** begin **

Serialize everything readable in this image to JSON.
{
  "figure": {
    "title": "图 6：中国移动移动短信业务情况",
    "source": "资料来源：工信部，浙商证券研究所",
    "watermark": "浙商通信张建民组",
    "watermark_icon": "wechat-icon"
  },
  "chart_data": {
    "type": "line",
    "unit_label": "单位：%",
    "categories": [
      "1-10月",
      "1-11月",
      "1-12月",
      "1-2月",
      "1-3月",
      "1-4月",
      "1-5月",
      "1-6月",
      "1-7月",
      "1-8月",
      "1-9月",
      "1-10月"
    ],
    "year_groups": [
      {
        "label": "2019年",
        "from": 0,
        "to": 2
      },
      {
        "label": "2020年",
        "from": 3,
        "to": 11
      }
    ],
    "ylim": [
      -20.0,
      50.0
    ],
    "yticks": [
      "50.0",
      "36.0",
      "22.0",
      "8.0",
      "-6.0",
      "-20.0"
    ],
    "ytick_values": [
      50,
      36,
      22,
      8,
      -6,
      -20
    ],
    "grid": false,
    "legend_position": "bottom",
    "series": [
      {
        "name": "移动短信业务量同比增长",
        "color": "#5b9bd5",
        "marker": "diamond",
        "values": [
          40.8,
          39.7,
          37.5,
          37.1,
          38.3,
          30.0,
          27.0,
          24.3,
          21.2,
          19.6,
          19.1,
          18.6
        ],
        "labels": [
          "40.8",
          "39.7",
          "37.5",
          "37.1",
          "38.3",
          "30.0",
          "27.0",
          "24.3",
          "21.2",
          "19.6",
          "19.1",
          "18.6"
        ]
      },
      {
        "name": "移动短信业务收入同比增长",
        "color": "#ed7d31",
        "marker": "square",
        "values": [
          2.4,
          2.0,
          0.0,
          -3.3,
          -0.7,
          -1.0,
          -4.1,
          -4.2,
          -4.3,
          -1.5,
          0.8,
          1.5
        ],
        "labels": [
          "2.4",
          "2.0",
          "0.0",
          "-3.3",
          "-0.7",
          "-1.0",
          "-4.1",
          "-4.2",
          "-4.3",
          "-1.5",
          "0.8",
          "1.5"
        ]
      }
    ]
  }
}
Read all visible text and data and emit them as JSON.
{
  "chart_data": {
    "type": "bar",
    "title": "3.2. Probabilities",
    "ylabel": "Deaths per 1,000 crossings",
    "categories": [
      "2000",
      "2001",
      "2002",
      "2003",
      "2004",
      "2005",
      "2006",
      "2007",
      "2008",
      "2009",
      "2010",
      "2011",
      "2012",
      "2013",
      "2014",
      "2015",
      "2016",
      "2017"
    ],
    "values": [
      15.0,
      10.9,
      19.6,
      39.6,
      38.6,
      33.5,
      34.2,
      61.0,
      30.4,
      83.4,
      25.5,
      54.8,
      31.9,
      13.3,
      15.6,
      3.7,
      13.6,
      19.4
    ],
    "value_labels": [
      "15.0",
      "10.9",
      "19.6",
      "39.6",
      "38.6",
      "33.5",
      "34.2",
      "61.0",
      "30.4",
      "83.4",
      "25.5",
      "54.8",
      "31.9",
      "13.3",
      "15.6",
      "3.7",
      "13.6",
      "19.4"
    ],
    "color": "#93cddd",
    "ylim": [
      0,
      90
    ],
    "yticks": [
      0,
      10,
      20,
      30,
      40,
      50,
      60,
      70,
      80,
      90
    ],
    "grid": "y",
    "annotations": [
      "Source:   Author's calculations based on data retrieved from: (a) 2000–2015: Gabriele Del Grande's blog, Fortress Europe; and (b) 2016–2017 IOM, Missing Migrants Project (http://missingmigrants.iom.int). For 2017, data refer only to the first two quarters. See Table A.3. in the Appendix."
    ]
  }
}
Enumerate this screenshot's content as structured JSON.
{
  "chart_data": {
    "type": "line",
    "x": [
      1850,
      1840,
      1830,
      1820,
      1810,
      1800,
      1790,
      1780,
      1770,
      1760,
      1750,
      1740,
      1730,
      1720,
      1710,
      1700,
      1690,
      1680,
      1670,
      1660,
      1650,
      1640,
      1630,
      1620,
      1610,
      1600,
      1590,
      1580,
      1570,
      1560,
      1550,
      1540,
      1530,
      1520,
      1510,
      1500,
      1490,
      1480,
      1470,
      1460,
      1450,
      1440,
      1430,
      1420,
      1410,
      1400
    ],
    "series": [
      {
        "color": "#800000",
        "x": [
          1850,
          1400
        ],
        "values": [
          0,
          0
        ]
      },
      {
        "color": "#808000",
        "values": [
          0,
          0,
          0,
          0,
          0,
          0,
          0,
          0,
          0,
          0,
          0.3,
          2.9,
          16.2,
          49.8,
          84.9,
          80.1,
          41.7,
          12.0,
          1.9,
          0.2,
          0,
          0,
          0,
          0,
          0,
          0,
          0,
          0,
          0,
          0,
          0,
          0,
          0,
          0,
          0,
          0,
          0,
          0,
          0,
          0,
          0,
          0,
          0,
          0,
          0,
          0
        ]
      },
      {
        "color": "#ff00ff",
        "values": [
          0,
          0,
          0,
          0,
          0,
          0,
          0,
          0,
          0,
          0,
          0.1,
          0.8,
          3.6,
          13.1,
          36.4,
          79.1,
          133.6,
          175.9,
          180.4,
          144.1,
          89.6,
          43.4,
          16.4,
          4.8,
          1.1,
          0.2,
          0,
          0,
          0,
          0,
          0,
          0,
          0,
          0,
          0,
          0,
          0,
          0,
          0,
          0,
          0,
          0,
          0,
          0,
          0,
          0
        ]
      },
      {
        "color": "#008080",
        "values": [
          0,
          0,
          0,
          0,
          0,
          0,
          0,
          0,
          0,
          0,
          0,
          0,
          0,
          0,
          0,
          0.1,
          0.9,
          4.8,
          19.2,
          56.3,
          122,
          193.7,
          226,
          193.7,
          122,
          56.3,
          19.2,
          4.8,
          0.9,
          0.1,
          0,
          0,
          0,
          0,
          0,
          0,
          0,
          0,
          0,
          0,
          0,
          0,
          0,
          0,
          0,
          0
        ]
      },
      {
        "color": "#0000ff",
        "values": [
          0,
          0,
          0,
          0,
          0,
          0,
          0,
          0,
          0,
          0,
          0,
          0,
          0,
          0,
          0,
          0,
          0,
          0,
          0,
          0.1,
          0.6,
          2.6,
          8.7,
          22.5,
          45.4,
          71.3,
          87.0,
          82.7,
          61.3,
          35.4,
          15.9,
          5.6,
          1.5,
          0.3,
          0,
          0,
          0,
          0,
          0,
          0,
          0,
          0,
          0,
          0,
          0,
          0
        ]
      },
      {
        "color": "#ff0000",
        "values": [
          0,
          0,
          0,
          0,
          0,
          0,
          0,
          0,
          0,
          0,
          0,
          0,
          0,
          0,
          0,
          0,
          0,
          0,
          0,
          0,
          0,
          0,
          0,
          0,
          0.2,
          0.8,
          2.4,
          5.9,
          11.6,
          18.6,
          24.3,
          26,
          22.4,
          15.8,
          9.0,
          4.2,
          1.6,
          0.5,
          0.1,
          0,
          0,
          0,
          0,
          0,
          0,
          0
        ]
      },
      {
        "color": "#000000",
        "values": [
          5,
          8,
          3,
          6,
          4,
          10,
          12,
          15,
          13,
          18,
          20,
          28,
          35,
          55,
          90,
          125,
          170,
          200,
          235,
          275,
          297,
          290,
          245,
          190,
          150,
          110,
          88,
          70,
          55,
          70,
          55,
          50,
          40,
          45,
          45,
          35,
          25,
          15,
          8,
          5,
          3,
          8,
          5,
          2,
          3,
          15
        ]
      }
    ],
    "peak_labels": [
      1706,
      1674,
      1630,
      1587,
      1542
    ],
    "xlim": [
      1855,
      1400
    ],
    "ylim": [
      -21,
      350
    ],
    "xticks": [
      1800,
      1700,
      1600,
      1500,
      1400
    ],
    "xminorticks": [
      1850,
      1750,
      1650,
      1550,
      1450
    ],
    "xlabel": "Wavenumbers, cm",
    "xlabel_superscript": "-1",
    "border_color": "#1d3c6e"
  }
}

** end **

» WHAT TO DO
From the data above, gather every line that includes the word "JSON".

» COMPLETED TASK
Serialize everything readable in this image to JSON.
Read all visible text and data and emit them as JSON.
Enumerate this screenshot's content as structured JSON.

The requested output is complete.